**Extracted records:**
- - -
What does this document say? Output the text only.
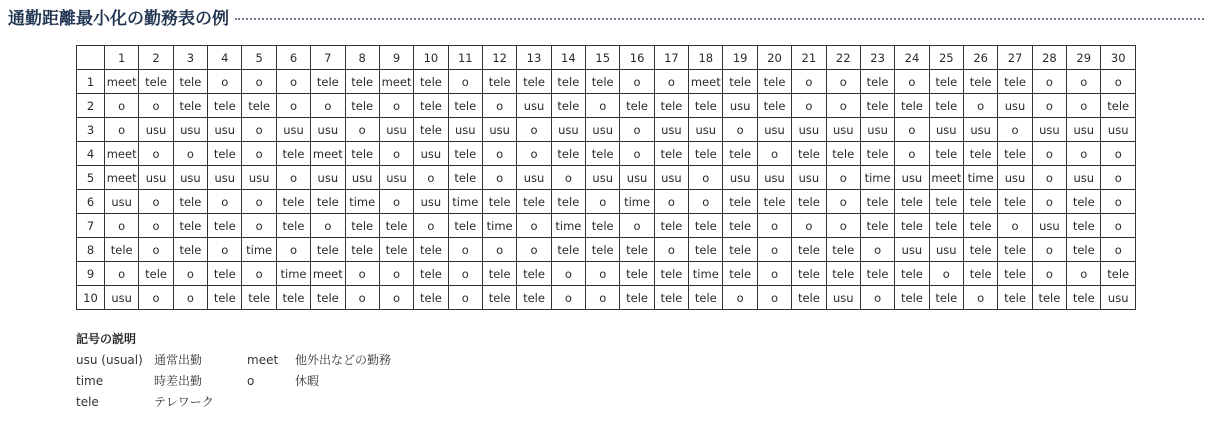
通勤距離最小化の勤務表の例
	1	2	3	4	5	6	7	8	9	10	11	12	13	14	15	16	17	18	19	20	21	22	23	24	25	26	27	28	29	30
1	meet	tele	tele	o	o	o	tele	tele	meet	tele	o	tele	tele	tele	tele	o	o	meet	tele	tele	o	o	tele	o	tele	tele	tele	o	o	o
2	o	o	tele	tele	tele	o	o	tele	o	tele	tele	o	usu	tele	o	tele	tele	tele	usu	tele	o	o	tele	tele	tele	o	usu	o	o	tele
3	o	usu	usu	usu	o	usu	usu	o	usu	tele	usu	usu	o	usu	usu	o	usu	usu	o	usu	usu	usu	usu	o	usu	usu	o	usu	usu	usu
4	meet	o	o	tele	o	tele	meet	tele	o	usu	tele	o	o	tele	tele	o	tele	tele	tele	o	tele	tele	tele	o	tele	tele	tele	o	o	o
5	meet	usu	usu	usu	usu	o	usu	usu	usu	o	tele	o	usu	o	usu	usu	usu	o	usu	usu	usu	o	time	usu	meet	time	usu	o	usu	o
6	usu	o	tele	o	o	tele	tele	time	o	usu	time	tele	tele	tele	o	time	o	o	tele	tele	tele	o	tele	tele	tele	tele	tele	o	tele	o
7	o	o	tele	tele	o	tele	o	tele	tele	o	tele	time	o	time	tele	o	tele	tele	tele	o	o	o	tele	tele	tele	tele	o	usu	tele	o
8	tele	o	tele	o	time	o	tele	tele	tele	tele	o	o	o	tele	tele	tele	o	tele	tele	o	tele	tele	o	usu	usu	tele	tele	o	tele	o
9	o	tele	o	tele	o	time	meet	o	o	tele	o	tele	tele	o	o	tele	tele	time	tele	o	tele	tele	tele	tele	o	tele	tele	o	o	tele
10	usu	o	o	tele	tele	tele	tele	o	o	tele	o	tele	tele	o	o	tele	tele	tele	o	o	tele	usu	o	tele	tele	o	tele	tele	tele	usu
記号の説明
usu (usual) 通常出勤	meet	他外出などの勤務
time	時差出勤	o	休暇
tele	テレワーク
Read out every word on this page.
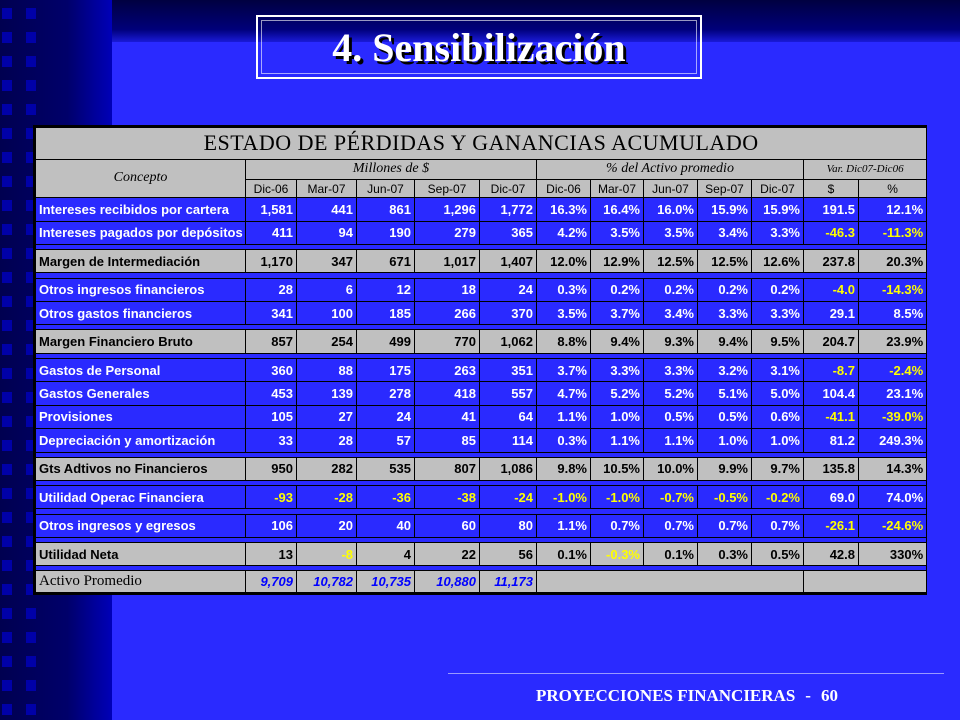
4. Sensibilización
ESTADO DE PÉRDIDAS Y GANANCIAS ACUMULADO												
Concepto	Millones de $					% del Activo promedio					Var. Dic07-Dic06	
	Dic-06	Mar-07	Jun-07	Sep-07	Dic-07	Dic-06	Mar-07	Jun-07	Sep-07	Dic-07	$	%
Intereses recibidos por cartera	1,581	441	861	1,296	1,772	16.3%	16.4%	16.0%	15.9%	15.9%	191.5	12.1%
Intereses pagados por depósitos	411	94	190	279	365	4.2%	3.5%	3.5%	3.4%	3.3%	-46.3	-11.3%

Margen de Intermediación	1,170	347	671	1,017	1,407	12.0%	12.9%	12.5%	12.5%	12.6%	237.8	20.3%

Otros ingresos financieros	28	6	12	18	24	0.3%	0.2%	0.2%	0.2%	0.2%	-4.0	-14.3%
Otros gastos financieros	341	100	185	266	370	3.5%	3.7%	3.4%	3.3%	3.3%	29.1	8.5%

Margen Financiero Bruto	857	254	499	770	1,062	8.8%	9.4%	9.3%	9.4%	9.5%	204.7	23.9%

Gastos de Personal	360	88	175	263	351	3.7%	3.3%	3.3%	3.2%	3.1%	-8.7	-2.4%
Gastos Generales	453	139	278	418	557	4.7%	5.2%	5.2%	5.1%	5.0%	104.4	23.1%
Provisiones	105	27	24	41	64	1.1%	1.0%	0.5%	0.5%	0.6%	-41.1	-39.0%
Depreciación y amortización	33	28	57	85	114	0.3%	1.1%	1.1%	1.0%	1.0%	81.2	249.3%

Gts Adtivos no Financieros	950	282	535	807	1,086	9.8%	10.5%	10.0%	9.9%	9.7%	135.8	14.3%

Utilidad Operac Financiera	-93	-28	-36	-38	-24	-1.0%	-1.0%	-0.7%	-0.5%	-0.2%	69.0	74.0%

Otros ingresos y egresos	106	20	40	60	80	1.1%	0.7%	0.7%	0.7%	0.7%	-26.1	-24.6%

Utilidad Neta	13	-8	4	22	56	0.1%	-0.3%	0.1%	0.3%	0.5%	42.8	330%

Activo Promedio	9,709	10,782	10,735	10,880	11,173							
PROYECCIONES FINANCIERAS - 60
- - -
**CHALLENGE:** Print each entry shown above with exact wording and no pictures.

**CORRECT RESPONSE:**
What does this document say? Output the text only.
通勤距離最小化の勤務表の例
	1	2	3	4	5	6	7	8	9	10	11	12	13	14	15	16	17	18	19	20	21	22	23	24	25	26	27	28	29	30
1	meet	tele	tele	o	o	o	tele	tele	meet	tele	o	tele	tele	tele	tele	o	o	meet	tele	tele	o	o	tele	o	tele	tele	tele	o	o	o
2	o	o	tele	tele	tele	o	o	tele	o	tele	tele	o	usu	tele	o	tele	tele	tele	usu	tele	o	o	tele	tele	tele	o	usu	o	o	tele
3	o	usu	usu	usu	o	usu	usu	o	usu	tele	usu	usu	o	usu	usu	o	usu	usu	o	usu	usu	usu	usu	o	usu	usu	o	usu	usu	usu
4	meet	o	o	tele	o	tele	meet	tele	o	usu	tele	o	o	tele	tele	o	tele	tele	tele	o	tele	tele	tele	o	tele	tele	tele	o	o	o
5	meet	usu	usu	usu	usu	o	usu	usu	usu	o	tele	o	usu	o	usu	usu	usu	o	usu	usu	usu	o	time	usu	meet	time	usu	o	usu	o
6	usu	o	tele	o	o	tele	tele	time	o	usu	time	tele	tele	tele	o	time	o	o	tele	tele	tele	o	tele	tele	tele	tele	tele	o	tele	o
7	o	o	tele	tele	o	tele	o	tele	tele	o	tele	time	o	time	tele	o	tele	tele	tele	o	o	o	tele	tele	tele	tele	o	usu	tele	o
8	tele	o	tele	o	time	o	tele	tele	tele	tele	o	o	o	tele	tele	tele	o	tele	tele	o	tele	tele	o	usu	usu	tele	tele	o	tele	o
9	o	tele	o	tele	o	time	meet	o	o	tele	o	tele	tele	o	o	tele	tele	time	tele	o	tele	tele	tele	tele	o	tele	tele	o	o	tele
10	usu	o	o	tele	tele	tele	tele	o	o	tele	o	tele	tele	o	o	tele	tele	tele	o	o	tele	usu	o	tele	tele	o	tele	tele	tele	usu
記号の説明
usu (usual) 通常出勤	meet	他外出などの勤務
time	時差出勤	o	休暇
tele	テレワーク
Read out every word on this page.
4. Sensibilización
ESTADO DE PÉRDIDAS Y GANANCIAS ACUMULADO												
Concepto	Millones de $					% del Activo promedio					Var. Dic07-Dic06	
	Dic-06	Mar-07	Jun-07	Sep-07	Dic-07	Dic-06	Mar-07	Jun-07	Sep-07	Dic-07	$	%
Intereses recibidos por cartera	1,581	441	861	1,296	1,772	16.3%	16.4%	16.0%	15.9%	15.9%	191.5	12.1%
Intereses pagados por depósitos	411	94	190	279	365	4.2%	3.5%	3.5%	3.4%	3.3%	-46.3	-11.3%

Margen de Intermediación	1,170	347	671	1,017	1,407	12.0%	12.9%	12.5%	12.5%	12.6%	237.8	20.3%

Otros ingresos financieros	28	6	12	18	24	0.3%	0.2%	0.2%	0.2%	0.2%	-4.0	-14.3%
Otros gastos financieros	341	100	185	266	370	3.5%	3.7%	3.4%	3.3%	3.3%	29.1	8.5%

Margen Financiero Bruto	857	254	499	770	1,062	8.8%	9.4%	9.3%	9.4%	9.5%	204.7	23.9%

Gastos de Personal	360	88	175	263	351	3.7%	3.3%	3.3%	3.2%	3.1%	-8.7	-2.4%
Gastos Generales	453	139	278	418	557	4.7%	5.2%	5.2%	5.1%	5.0%	104.4	23.1%
Provisiones	105	27	24	41	64	1.1%	1.0%	0.5%	0.5%	0.6%	-41.1	-39.0%
Depreciación y amortización	33	28	57	85	114	0.3%	1.1%	1.1%	1.0%	1.0%	81.2	249.3%

Gts Adtivos no Financieros	950	282	535	807	1,086	9.8%	10.5%	10.0%	9.9%	9.7%	135.8	14.3%

Utilidad Operac Financiera	-93	-28	-36	-38	-24	-1.0%	-1.0%	-0.7%	-0.5%	-0.2%	69.0	74.0%

Otros ingresos y egresos	106	20	40	60	80	1.1%	0.7%	0.7%	0.7%	0.7%	-26.1	-24.6%

Utilidad Neta	13	-8	4	22	56	0.1%	-0.3%	0.1%	0.3%	0.5%	42.8	330%

Activo Promedio	9,709	10,782	10,735	10,880	11,173							
PROYECCIONES FINANCIERAS - 60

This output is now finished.